É famosa a história de Burke e Hare que, a partir de um hotel de mendigos em Edimburgo, transformavam indigentes vivos em corpos prontos para vender e lucrar, ficando ainda em posse dos poucos pertences dos mortos. Mataram e venderam cerca de vinte pessoas, até terem escolhido uma vítima conhecida.
Foram apanhados. Burke foi julgado, condenado e, depois de morto, entregue a anatomistas para dissecação pública. Hare testemunhou contra o colega de profissão e acabou em liberdade.
Existem outros casos semelhantes (como Bishop e Williams), mas Burke e Hare são os mais conhecidos, tendo mesmo sido escrito um conto The Body Snatcher por Robert L. Stevenson baseado no caso (adaptado ao cinema em 1945 pela mão de Robert Wise com Boris Karloff e Bela Lugosi nos principais papeis).
Finalmente, em 1832 é aprovado o Anatomy Act que permite que, dependendo de um conjunto de condições, determinados corpos sejam legalmente disponibilizados para dissecação, terminado assim com a procura de cadáveres ilegais ou seja, acabado com o negócio dos homens do saco (sack'em-up men) no Reino Unido.

----------

Sua tarefa
No excerto sobre Burke e Hare, reescreva o trecho que começa com "Foram apanhados. Burke" e termina com "acabou em liberdade.", trocando "colega de profissão" por "cúmplice".

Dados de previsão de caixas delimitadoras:
----------

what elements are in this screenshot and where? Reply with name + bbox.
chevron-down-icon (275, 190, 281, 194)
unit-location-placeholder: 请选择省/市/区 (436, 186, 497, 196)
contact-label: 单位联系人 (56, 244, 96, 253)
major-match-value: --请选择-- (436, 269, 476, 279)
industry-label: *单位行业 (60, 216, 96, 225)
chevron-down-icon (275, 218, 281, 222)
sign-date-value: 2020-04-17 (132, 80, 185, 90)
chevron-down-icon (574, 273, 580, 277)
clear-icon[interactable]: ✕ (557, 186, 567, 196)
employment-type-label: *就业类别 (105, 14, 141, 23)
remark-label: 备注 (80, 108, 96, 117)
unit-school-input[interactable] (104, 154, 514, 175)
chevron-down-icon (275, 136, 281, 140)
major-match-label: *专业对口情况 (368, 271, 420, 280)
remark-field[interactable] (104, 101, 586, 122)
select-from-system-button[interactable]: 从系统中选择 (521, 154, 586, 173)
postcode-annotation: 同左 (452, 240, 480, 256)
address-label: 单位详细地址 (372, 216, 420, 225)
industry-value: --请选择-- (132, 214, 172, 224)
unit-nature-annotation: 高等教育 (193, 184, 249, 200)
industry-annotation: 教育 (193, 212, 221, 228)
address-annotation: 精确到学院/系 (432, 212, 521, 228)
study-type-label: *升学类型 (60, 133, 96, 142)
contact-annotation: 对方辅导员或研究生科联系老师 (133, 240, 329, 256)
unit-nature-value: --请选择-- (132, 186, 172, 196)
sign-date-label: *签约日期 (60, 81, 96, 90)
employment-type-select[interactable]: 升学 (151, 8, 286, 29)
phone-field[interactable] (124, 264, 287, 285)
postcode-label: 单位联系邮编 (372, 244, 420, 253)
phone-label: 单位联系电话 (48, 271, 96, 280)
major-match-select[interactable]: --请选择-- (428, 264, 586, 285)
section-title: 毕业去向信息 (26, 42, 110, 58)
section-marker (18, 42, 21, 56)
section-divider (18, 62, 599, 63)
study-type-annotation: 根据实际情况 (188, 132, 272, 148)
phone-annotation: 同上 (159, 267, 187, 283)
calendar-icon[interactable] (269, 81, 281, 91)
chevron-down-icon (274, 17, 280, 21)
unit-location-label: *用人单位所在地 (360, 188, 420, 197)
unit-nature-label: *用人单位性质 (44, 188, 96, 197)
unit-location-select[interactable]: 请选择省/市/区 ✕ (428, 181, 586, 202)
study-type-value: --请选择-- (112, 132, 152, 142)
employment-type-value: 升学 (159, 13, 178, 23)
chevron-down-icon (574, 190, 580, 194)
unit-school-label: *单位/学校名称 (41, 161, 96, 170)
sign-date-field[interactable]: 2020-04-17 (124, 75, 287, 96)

----------

Resposta escrita
Foram apanhados. Burke foi julgado, condenado e, depois de morto, entregue a anatomistas para dissecação pública. Hare testemunhou contra o cúmplice e acabou em liberdade.